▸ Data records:
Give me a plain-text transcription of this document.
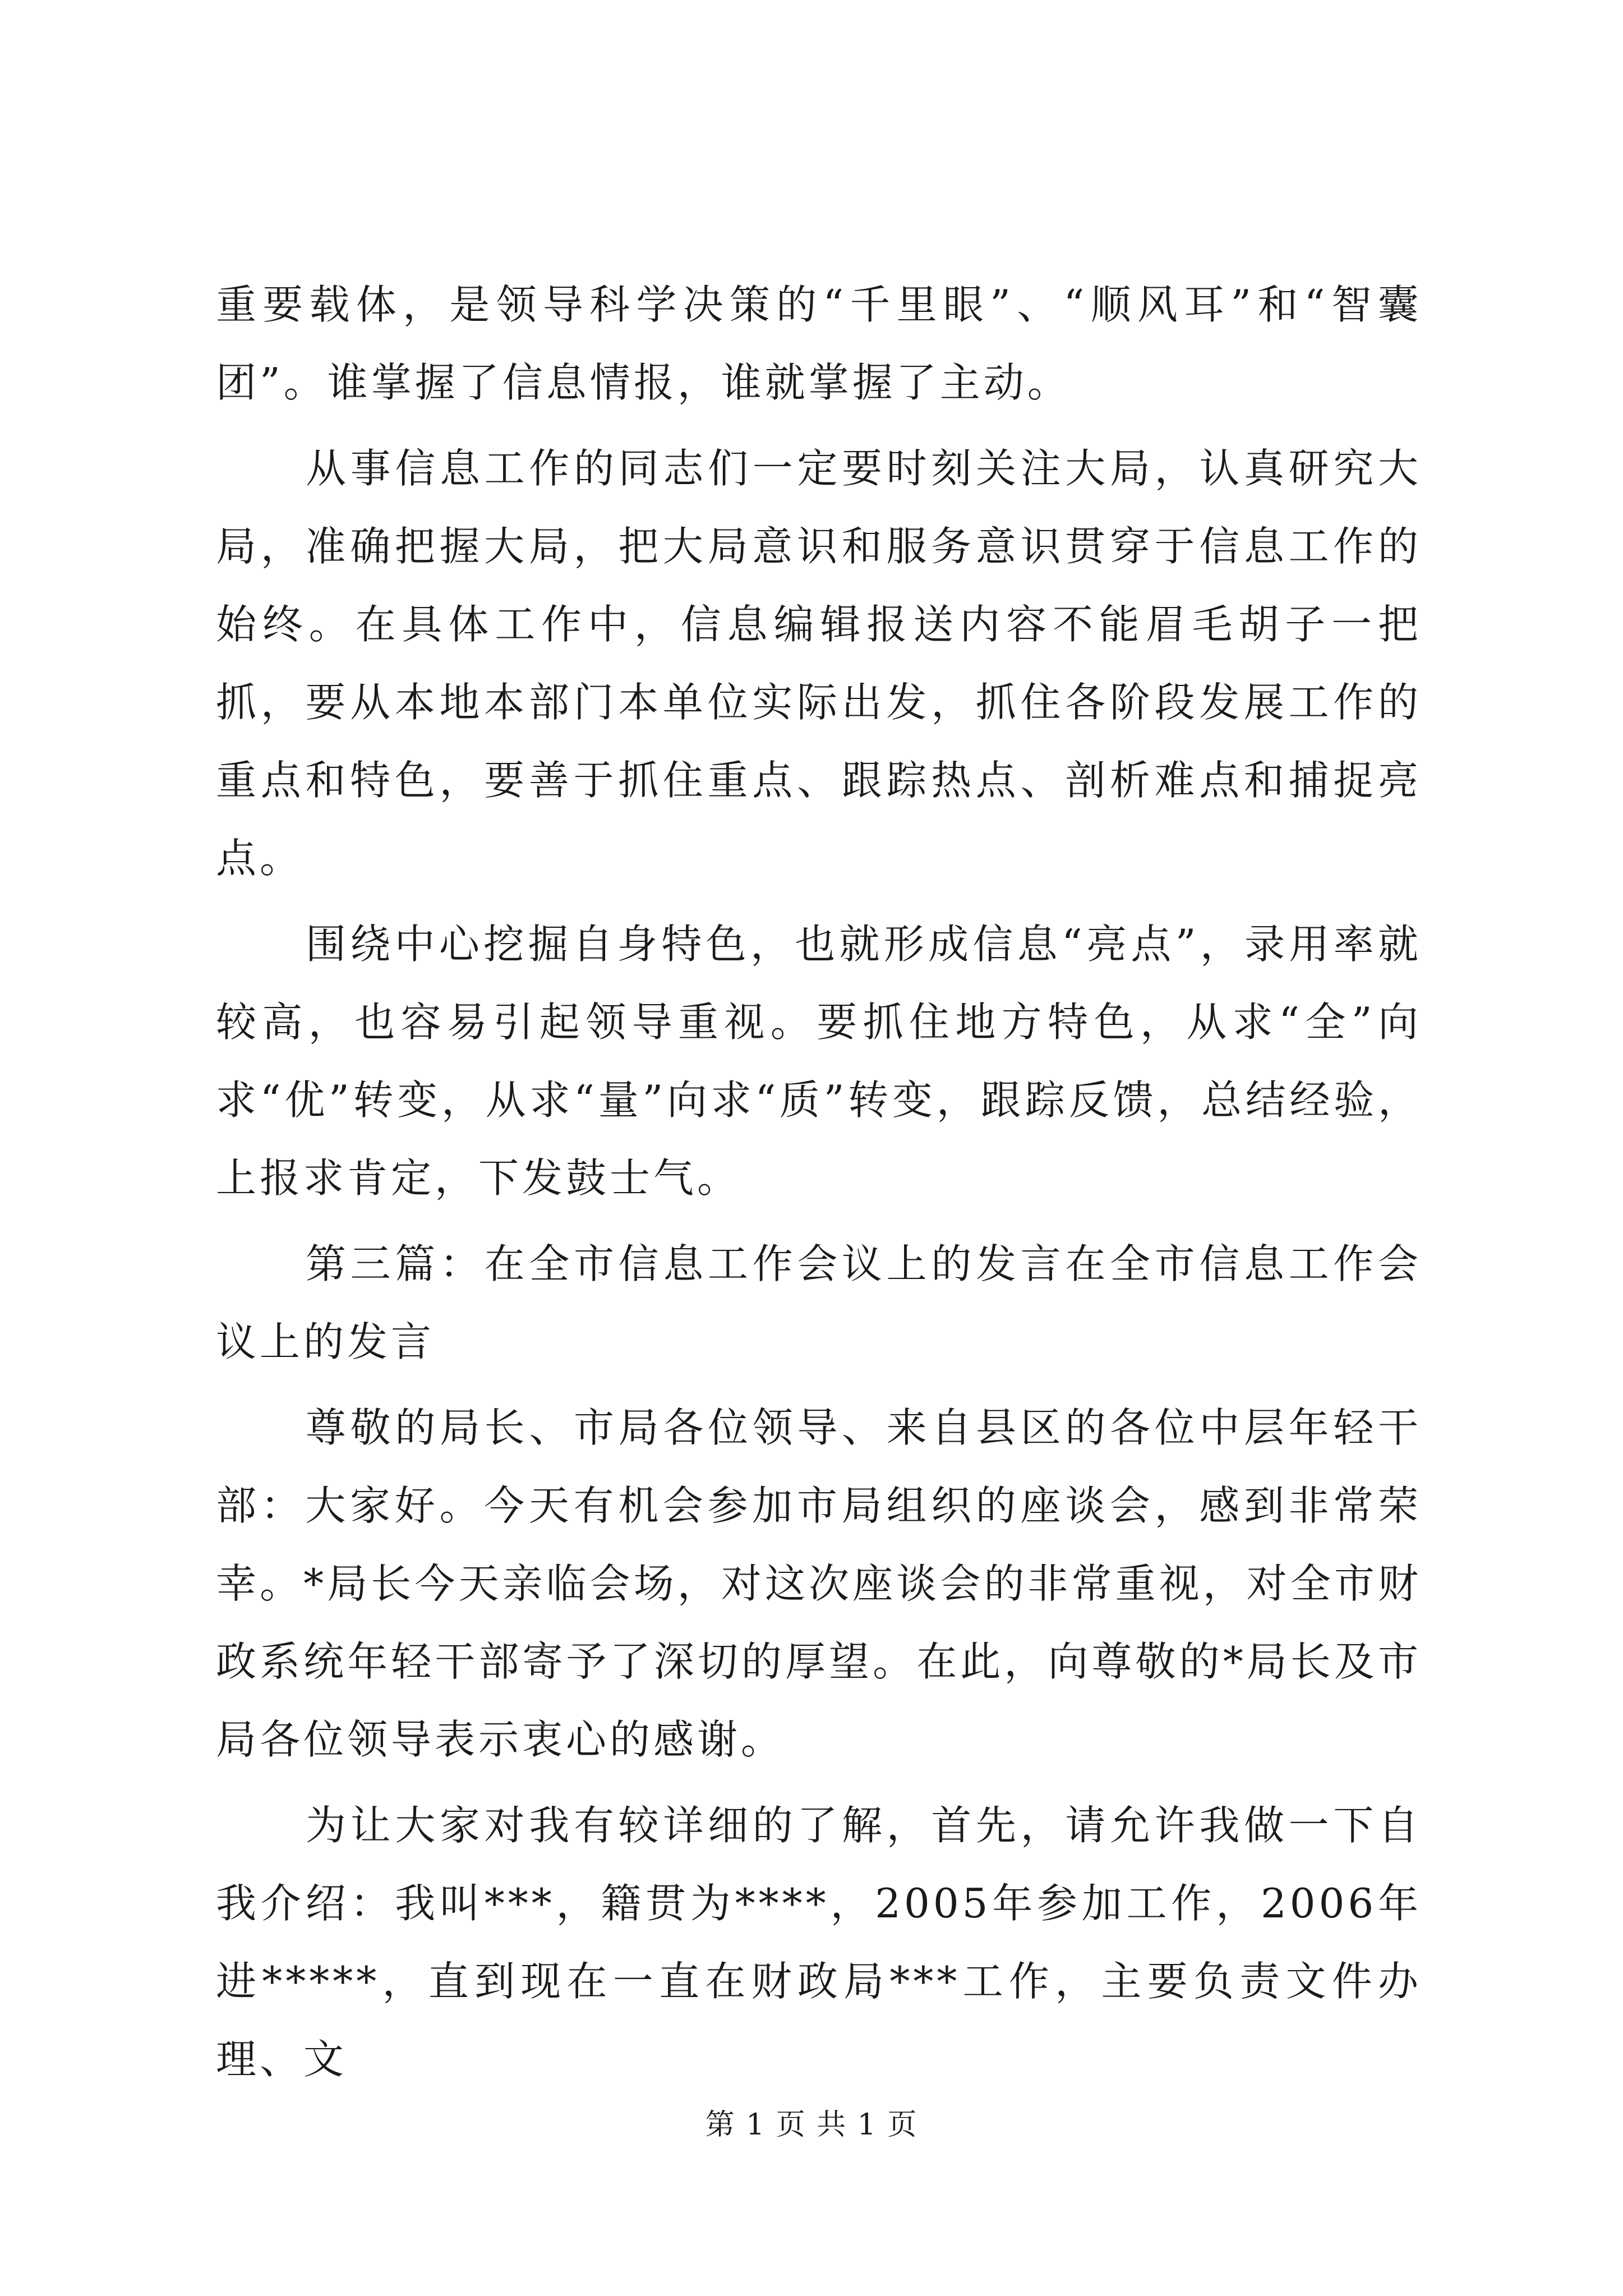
重要载体，是领导科学决策的“千里眼”、“顺风耳”和“智囊团”。谁掌握了信息情报，谁就掌握了主动。

从事信息工作的同志们一定要时刻关注大局，认真研究大局，准确把握大局，把大局意识和服务意识贯穿于信息工作的始终。在具体工作中，信息编辑报送内容不能眉毛胡子一把抓，要从本地本部门本单位实际出发，抓住各阶段发展工作的重点和特色，要善于抓住重点、跟踪热点、剖析难点和捕捉亮点。

围绕中心挖掘自身特色，也就形成信息“亮点”，录用率就较高，也容易引起领导重视。要抓住地方特色，从求“全”向求“优”转变，从求“量”向求“质”转变，跟踪反馈，总结经验，上报求肯定，下发鼓士气。

第三篇：在全市信息工作会议上的发言在全市信息工作会议上的发言

尊敬的局长、市局各位领导、来自县区的各位中层年轻干部：大家好。今天有机会参加市局组织的座谈会，感到非常荣幸。*局长今天亲临会场，对这次座谈会的非常重视，对全市财政系统年轻干部寄予了深切的厚望。在此，向尊敬的*局长及市局各位领导表示衷心的感谢。

为让大家对我有较详细的了解，首先，请允许我做一下自我介绍：我叫***，籍贯为****，2005年参加工作，2006年进*****，直到现在一直在财政局***工作，主要负责文件办理、文

第 1 页 共 1 页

▸ Your task: Restate each line of the records exactly; pictures do not belong in the copy.

▸ Response:
Give me a plain-text transcription of this document.
重要载体，是领导科学决策的“千里眼”、“顺风耳”和“智囊团”。谁掌握了信息情报，谁就掌握了主动。

从事信息工作的同志们一定要时刻关注大局，认真研究大局，准确把握大局，把大局意识和服务意识贯穿于信息工作的始终。在具体工作中，信息编辑报送内容不能眉毛胡子一把抓，要从本地本部门本单位实际出发，抓住各阶段发展工作的重点和特色，要善于抓住重点、跟踪热点、剖析难点和捕捉亮点。

围绕中心挖掘自身特色，也就形成信息“亮点”，录用率就较高，也容易引起领导重视。要抓住地方特色，从求“全”向求“优”转变，从求“量”向求“质”转变，跟踪反馈，总结经验，上报求肯定，下发鼓士气。

第三篇：在全市信息工作会议上的发言在全市信息工作会议上的发言

尊敬的局长、市局各位领导、来自县区的各位中层年轻干部：大家好。今天有机会参加市局组织的座谈会，感到非常荣幸。*局长今天亲临会场，对这次座谈会的非常重视，对全市财政系统年轻干部寄予了深切的厚望。在此，向尊敬的*局长及市局各位领导表示衷心的感谢。

为让大家对我有较详细的了解，首先，请允许我做一下自我介绍：我叫***，籍贯为****，2005年参加工作，2006年进*****，直到现在一直在财政局***工作，主要负责文件办理、文

第 1 页 共 1 页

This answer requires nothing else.